* WHAT TO PRODUCE:
Scan the data beneath this task and copy each line that includes "Equipment".

**** DATA SECTION ****

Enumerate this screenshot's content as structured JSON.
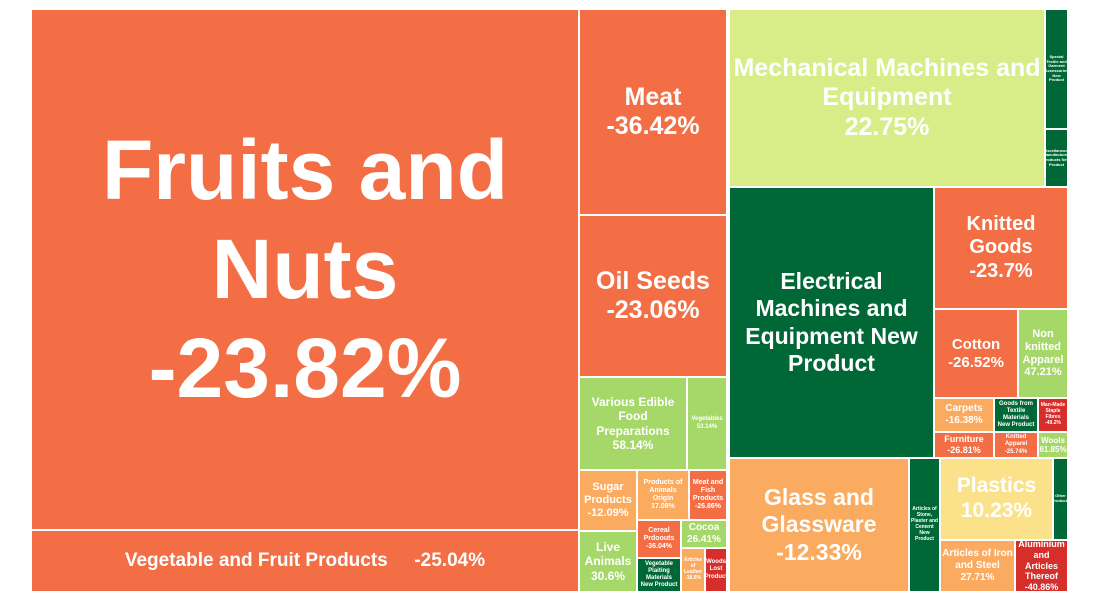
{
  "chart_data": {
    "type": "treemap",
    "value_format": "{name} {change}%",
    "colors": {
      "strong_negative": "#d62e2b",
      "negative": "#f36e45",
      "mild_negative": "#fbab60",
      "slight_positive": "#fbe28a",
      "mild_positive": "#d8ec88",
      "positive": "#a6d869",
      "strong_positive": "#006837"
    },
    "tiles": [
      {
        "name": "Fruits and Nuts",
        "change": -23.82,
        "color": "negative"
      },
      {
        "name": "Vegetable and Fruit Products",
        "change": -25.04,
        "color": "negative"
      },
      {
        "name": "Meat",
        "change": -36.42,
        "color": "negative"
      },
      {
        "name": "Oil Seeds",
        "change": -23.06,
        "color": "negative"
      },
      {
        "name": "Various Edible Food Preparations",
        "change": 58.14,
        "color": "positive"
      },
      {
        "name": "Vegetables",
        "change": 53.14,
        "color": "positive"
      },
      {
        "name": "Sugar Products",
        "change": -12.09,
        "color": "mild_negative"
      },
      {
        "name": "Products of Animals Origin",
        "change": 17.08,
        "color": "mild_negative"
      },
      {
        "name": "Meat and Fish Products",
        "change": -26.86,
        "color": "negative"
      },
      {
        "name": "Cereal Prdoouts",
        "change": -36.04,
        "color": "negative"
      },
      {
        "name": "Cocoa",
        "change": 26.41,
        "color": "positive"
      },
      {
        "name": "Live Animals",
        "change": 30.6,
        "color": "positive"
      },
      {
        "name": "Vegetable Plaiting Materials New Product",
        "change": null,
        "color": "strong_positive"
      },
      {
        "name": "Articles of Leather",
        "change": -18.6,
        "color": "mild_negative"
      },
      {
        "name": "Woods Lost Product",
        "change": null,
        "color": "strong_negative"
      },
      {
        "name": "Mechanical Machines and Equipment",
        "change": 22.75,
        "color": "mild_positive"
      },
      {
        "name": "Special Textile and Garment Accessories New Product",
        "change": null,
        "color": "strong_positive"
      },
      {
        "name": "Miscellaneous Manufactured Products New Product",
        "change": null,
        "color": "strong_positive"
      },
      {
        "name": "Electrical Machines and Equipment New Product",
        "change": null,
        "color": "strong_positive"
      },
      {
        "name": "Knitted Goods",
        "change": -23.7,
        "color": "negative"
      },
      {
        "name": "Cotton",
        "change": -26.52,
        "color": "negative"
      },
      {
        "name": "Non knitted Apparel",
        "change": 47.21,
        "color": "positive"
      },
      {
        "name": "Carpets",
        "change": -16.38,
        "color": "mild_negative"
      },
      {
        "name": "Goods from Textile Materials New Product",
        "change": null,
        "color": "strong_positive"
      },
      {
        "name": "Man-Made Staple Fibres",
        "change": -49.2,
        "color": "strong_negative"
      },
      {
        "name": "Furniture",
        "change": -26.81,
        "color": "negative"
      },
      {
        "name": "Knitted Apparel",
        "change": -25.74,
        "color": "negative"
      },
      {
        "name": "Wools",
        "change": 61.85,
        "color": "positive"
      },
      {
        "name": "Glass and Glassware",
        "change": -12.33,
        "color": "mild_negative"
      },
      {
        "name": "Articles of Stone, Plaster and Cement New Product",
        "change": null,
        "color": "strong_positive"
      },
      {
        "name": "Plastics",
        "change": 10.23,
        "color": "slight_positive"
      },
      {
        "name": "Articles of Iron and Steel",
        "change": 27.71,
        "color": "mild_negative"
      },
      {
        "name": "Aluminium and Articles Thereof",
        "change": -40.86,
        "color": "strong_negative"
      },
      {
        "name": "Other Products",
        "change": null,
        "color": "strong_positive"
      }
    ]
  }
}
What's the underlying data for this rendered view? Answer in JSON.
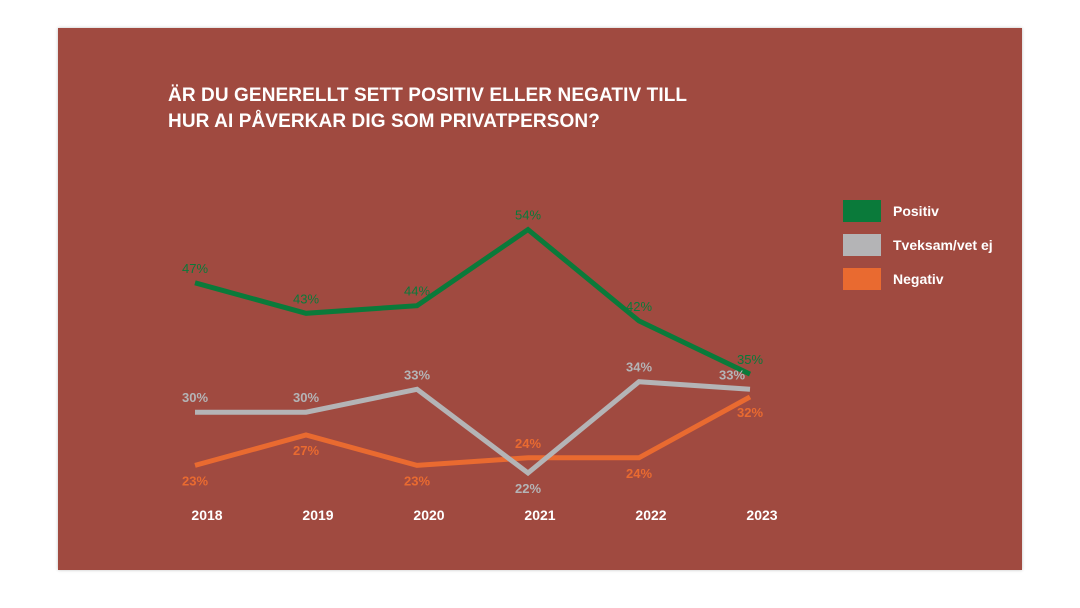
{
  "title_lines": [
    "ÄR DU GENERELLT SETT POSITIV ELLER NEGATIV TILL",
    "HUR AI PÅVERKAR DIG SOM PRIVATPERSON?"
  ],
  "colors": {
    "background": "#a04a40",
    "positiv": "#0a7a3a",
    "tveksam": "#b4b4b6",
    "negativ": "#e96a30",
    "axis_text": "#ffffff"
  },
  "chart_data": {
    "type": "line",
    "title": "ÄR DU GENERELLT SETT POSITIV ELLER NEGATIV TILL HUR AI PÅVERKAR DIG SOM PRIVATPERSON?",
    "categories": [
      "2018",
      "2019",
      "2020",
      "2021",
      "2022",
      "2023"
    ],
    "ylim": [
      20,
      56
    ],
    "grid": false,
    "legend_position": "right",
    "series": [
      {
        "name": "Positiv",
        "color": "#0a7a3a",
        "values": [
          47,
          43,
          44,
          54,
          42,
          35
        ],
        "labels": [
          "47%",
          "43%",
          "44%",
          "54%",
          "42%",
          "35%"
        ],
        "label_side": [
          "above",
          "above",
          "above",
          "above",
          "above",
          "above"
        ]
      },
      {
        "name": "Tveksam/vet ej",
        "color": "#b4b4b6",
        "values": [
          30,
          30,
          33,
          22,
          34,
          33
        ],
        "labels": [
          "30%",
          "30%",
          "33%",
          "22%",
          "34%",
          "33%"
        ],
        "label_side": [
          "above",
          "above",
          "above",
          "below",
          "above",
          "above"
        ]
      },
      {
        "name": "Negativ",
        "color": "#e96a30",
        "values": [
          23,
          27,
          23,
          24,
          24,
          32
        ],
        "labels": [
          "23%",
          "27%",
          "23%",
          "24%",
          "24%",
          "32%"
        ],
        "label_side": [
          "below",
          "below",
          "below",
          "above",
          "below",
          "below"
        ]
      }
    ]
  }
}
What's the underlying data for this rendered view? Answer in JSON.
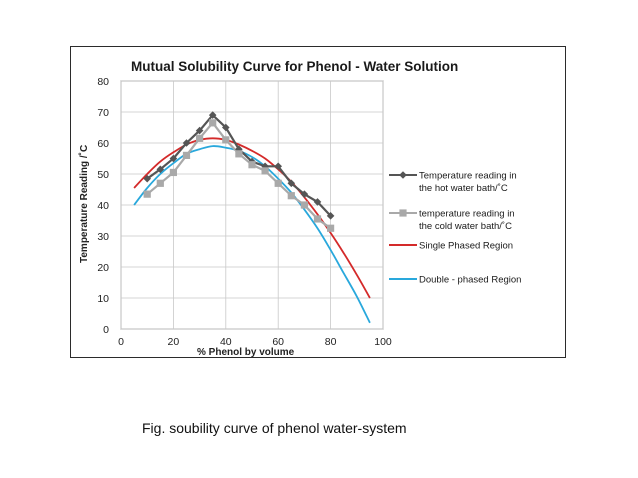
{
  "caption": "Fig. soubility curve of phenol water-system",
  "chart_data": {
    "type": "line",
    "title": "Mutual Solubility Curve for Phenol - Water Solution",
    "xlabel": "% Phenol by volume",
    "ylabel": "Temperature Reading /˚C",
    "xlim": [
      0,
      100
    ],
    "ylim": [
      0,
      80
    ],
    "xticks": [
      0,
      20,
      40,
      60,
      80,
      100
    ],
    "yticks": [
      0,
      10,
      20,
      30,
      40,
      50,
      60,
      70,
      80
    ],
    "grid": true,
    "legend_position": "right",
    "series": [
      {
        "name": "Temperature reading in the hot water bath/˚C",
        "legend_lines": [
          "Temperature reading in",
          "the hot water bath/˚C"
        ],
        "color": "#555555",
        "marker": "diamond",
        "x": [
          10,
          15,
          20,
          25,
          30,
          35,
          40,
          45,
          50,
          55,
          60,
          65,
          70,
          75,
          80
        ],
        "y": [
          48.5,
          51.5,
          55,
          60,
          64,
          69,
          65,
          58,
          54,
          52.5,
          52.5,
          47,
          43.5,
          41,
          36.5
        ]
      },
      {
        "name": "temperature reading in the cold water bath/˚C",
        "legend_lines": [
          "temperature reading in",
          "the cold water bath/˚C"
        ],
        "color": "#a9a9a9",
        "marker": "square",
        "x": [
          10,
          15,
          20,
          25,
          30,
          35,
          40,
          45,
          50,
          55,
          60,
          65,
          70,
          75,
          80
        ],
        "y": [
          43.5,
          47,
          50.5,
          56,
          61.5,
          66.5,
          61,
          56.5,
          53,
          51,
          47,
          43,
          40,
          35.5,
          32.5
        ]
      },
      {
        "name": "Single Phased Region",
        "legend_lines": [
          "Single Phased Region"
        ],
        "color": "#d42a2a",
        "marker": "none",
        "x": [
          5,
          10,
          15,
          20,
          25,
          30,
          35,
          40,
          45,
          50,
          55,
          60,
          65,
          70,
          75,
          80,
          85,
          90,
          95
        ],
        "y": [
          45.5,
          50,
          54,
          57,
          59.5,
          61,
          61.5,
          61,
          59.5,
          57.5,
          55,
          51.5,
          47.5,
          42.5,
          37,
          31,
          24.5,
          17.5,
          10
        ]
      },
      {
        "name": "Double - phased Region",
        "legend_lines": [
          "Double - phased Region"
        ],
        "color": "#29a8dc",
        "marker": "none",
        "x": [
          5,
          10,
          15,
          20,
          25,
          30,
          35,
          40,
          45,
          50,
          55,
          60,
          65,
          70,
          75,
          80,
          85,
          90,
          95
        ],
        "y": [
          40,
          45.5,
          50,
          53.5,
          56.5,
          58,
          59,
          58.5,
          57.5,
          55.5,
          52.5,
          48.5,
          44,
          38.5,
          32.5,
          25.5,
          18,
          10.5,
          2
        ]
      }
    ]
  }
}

****

* RESPONSE TO THIS EXERCISE:
        "name": "Mechanical Machines and Equipment",
        "name": "Electrical Machines and Equipment New Product",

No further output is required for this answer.